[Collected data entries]
|---|
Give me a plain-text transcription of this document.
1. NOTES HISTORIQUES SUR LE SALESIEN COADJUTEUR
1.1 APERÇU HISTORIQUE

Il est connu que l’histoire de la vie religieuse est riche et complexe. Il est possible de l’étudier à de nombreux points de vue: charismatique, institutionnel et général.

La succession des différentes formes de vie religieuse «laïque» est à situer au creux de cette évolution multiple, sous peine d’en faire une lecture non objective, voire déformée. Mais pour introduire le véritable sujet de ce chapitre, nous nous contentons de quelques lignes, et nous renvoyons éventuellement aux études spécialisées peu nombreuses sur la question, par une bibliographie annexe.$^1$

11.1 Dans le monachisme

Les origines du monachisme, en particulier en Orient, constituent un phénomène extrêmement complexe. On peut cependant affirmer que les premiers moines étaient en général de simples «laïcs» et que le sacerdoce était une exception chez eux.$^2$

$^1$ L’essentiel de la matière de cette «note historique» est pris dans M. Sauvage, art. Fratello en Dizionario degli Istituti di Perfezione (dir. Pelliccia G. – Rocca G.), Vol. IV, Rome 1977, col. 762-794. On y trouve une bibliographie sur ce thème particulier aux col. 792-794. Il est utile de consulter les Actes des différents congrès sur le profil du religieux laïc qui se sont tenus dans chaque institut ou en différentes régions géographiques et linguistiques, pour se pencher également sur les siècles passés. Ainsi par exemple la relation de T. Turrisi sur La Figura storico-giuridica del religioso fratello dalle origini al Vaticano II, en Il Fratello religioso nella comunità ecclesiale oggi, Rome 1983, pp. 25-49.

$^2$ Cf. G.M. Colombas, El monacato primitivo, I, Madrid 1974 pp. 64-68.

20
|---|
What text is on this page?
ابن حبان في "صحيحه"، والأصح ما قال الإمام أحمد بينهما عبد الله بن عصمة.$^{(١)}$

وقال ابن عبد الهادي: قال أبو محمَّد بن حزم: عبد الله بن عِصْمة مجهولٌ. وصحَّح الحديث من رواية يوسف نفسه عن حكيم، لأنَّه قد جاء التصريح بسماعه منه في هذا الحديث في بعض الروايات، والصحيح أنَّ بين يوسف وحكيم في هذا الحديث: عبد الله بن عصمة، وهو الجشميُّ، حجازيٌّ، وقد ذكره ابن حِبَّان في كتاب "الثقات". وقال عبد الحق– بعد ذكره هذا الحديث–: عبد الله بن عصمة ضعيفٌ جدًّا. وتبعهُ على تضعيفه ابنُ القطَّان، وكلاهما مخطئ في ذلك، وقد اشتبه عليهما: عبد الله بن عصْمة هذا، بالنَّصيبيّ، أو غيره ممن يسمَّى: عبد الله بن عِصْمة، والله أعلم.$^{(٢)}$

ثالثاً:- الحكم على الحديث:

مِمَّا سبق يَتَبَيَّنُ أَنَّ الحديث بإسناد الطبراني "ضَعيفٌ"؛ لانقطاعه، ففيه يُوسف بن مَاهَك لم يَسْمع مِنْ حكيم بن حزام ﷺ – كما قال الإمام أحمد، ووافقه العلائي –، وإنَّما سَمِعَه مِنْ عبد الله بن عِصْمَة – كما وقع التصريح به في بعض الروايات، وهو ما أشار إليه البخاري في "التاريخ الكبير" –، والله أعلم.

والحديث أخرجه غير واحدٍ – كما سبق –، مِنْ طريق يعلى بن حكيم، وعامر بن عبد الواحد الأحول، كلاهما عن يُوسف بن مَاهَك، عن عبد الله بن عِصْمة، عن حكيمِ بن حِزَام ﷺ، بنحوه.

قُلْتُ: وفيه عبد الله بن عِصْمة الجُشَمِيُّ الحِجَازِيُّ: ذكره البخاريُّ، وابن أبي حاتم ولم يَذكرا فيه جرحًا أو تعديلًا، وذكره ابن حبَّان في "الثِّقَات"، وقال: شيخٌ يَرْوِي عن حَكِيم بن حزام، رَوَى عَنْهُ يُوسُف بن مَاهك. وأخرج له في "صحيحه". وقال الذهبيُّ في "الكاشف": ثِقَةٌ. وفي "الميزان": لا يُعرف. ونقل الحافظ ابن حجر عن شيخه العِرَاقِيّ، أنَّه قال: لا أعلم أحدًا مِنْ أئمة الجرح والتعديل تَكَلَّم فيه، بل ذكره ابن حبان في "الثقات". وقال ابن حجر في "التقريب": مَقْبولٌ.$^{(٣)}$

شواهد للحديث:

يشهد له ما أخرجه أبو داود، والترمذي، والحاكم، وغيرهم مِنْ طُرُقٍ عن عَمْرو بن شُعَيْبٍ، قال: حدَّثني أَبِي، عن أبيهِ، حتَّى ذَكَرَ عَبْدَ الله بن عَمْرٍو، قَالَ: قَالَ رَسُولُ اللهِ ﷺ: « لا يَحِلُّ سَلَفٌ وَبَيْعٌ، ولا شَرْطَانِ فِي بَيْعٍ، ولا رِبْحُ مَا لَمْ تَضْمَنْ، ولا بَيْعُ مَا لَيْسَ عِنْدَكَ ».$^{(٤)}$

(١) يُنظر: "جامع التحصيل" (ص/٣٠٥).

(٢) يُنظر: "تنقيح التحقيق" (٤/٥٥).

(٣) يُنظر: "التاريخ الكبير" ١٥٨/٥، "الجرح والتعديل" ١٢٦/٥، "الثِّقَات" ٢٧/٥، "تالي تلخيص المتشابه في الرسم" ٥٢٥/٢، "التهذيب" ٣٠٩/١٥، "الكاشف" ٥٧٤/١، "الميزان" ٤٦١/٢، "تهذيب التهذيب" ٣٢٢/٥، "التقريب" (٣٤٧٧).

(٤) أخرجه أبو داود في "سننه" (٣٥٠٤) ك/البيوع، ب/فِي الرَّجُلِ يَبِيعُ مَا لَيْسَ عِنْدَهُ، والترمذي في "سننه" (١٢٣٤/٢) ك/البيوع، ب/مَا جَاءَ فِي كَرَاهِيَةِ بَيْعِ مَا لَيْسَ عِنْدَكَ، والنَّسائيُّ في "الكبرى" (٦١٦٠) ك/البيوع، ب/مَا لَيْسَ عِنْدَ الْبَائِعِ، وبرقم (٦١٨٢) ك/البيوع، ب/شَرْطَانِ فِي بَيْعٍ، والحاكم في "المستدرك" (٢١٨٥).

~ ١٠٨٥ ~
|---|
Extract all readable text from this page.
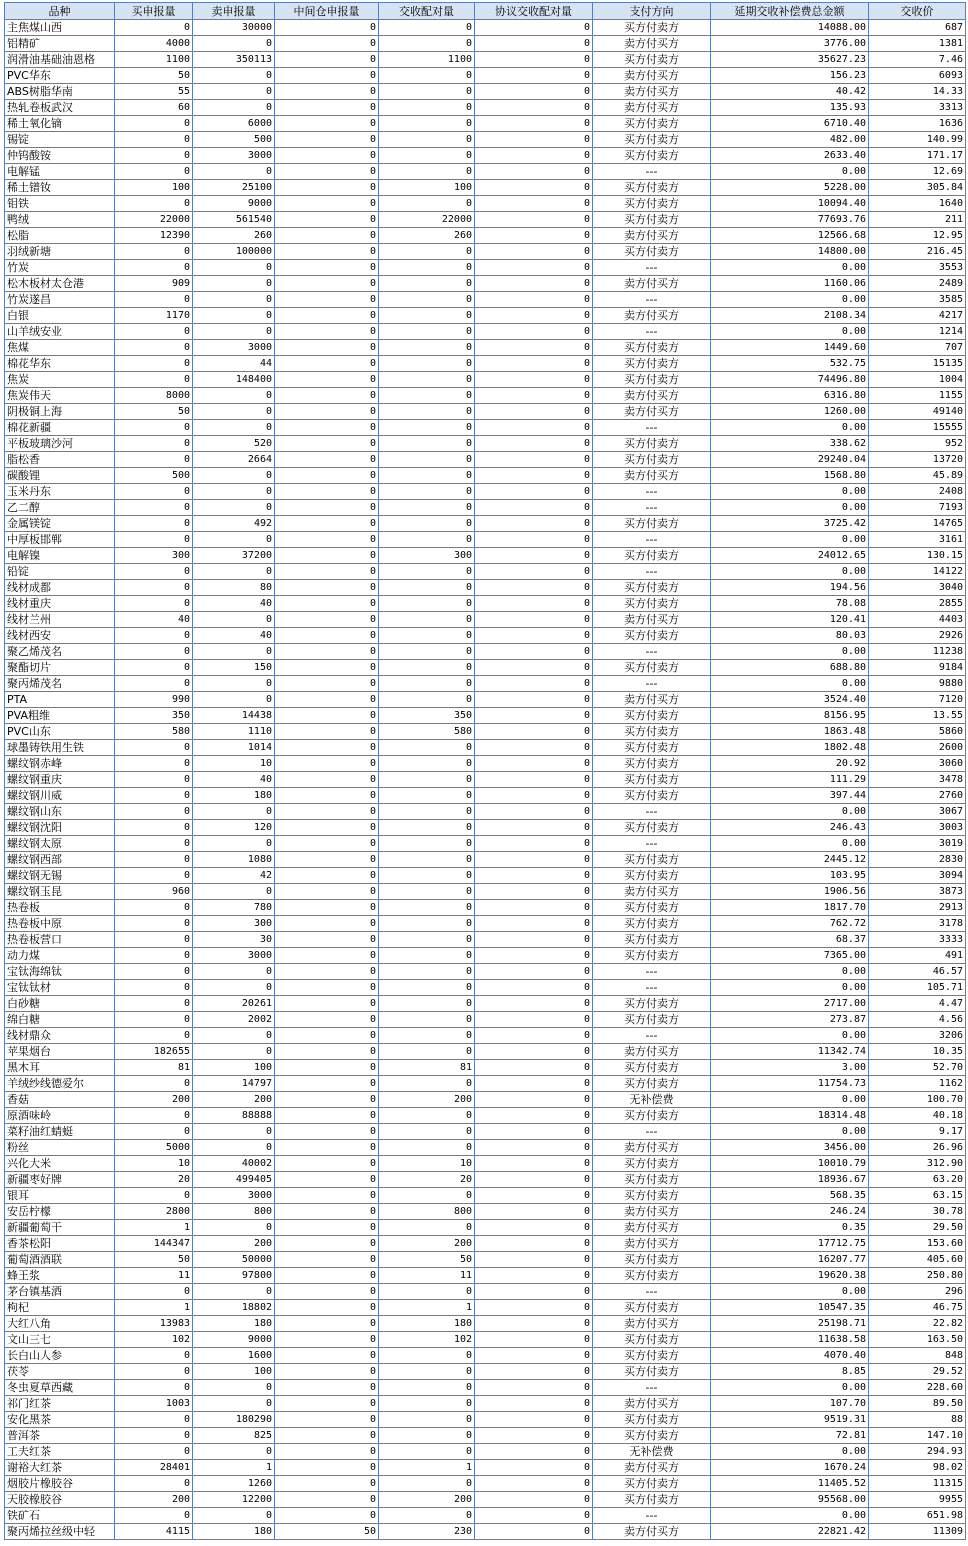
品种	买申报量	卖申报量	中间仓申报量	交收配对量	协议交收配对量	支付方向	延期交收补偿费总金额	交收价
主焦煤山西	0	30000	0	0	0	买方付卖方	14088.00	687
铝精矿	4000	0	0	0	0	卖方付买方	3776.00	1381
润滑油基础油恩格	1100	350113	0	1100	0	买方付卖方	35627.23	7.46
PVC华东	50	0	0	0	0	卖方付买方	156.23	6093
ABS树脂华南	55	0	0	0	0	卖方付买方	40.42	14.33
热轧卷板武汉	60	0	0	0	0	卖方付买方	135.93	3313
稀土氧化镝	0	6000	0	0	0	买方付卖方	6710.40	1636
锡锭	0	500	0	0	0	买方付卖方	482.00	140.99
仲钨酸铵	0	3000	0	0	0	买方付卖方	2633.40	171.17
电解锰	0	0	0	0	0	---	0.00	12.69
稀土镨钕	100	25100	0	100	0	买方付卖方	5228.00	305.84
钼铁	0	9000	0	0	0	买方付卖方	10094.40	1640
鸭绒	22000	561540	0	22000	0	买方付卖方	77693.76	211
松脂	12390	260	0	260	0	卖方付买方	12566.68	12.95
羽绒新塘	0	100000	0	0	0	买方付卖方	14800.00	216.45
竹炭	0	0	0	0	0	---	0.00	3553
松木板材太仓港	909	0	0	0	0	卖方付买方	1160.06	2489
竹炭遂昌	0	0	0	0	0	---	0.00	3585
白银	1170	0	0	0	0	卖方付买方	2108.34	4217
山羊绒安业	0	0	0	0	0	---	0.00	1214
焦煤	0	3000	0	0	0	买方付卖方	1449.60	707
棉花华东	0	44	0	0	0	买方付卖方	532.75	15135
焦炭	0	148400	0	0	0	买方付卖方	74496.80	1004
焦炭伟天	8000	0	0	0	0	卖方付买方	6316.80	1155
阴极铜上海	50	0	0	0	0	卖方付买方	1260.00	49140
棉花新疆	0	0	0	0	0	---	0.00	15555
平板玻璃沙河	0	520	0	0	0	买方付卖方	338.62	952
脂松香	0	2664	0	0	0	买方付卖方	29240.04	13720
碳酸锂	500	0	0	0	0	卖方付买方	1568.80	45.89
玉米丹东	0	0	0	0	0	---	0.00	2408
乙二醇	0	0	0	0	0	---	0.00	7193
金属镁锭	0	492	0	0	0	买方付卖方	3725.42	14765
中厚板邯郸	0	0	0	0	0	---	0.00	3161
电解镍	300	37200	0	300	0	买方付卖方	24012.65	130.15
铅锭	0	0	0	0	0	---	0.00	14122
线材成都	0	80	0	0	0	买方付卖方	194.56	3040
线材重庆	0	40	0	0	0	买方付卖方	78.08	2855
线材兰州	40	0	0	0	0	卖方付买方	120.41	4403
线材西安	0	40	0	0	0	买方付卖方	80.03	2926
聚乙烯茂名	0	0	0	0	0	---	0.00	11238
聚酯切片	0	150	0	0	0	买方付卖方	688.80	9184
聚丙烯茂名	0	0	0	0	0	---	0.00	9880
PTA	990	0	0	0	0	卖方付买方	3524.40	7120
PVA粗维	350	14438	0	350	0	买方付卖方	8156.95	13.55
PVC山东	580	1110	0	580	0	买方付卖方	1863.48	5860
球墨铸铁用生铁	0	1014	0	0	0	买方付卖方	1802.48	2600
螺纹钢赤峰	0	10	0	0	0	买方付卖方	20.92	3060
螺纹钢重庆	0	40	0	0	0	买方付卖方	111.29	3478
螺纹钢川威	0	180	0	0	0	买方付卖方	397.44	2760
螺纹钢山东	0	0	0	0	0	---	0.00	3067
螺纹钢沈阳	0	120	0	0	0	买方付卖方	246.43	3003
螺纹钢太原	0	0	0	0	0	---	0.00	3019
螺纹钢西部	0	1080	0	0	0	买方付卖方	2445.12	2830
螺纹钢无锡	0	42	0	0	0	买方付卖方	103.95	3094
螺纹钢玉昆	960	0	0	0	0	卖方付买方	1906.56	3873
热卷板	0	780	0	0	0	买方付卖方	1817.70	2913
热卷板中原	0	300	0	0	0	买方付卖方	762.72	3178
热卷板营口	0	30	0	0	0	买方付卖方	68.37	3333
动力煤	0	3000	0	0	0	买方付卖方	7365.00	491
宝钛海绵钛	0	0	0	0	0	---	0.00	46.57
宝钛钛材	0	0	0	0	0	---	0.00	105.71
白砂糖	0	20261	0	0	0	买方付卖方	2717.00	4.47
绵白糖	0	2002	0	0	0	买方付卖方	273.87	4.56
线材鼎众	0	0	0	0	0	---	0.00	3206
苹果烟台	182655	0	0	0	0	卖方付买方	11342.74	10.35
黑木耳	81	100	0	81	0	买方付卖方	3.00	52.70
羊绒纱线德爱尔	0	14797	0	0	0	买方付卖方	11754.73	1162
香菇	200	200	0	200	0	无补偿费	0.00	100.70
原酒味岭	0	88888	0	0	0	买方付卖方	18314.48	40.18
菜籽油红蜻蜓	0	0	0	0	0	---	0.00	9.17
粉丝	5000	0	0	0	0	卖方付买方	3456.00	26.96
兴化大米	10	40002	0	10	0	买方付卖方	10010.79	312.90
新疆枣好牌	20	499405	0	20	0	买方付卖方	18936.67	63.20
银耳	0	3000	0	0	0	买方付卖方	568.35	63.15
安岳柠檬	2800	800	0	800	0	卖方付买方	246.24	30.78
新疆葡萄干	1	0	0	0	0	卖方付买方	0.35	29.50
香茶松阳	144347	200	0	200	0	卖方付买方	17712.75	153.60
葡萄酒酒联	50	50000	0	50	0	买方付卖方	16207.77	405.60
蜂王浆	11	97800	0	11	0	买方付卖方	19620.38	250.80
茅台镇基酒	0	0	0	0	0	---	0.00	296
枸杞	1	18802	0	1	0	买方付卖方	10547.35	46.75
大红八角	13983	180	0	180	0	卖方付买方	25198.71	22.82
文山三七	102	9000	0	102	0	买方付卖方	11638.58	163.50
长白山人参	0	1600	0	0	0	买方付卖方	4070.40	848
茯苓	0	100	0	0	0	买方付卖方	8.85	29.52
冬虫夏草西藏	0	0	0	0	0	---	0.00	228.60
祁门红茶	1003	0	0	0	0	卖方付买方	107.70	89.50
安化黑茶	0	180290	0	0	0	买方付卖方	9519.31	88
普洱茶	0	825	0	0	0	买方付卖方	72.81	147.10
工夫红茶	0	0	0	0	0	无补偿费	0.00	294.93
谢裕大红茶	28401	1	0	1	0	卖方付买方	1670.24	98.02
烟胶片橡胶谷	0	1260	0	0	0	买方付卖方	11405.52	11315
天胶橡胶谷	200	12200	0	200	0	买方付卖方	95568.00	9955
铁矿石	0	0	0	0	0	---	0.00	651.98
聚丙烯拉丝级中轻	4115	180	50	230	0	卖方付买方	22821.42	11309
|---|
◆ Problem
Scan the material and collect every line that contains "religieuse".

◆ The completed task
Il est connu que l’histoire de la vie religieuse est riche et complexe. Il est possible de l’étudier à de nombreux points de vue: charismatique, institutionnel et général.
La succession des différentes formes de vie religieuse «laïque» est à situer au creux de cette évolution multiple, sous peine d’en faire une lecture non objective, voire déformée. Mais pour introduire le véritable sujet de ce chapitre, nous nous contentons de quelques lignes, et nous renvoyons éventuellement aux études spécialisées peu nombreuses sur la question, par une bibliographie annexe.$^1$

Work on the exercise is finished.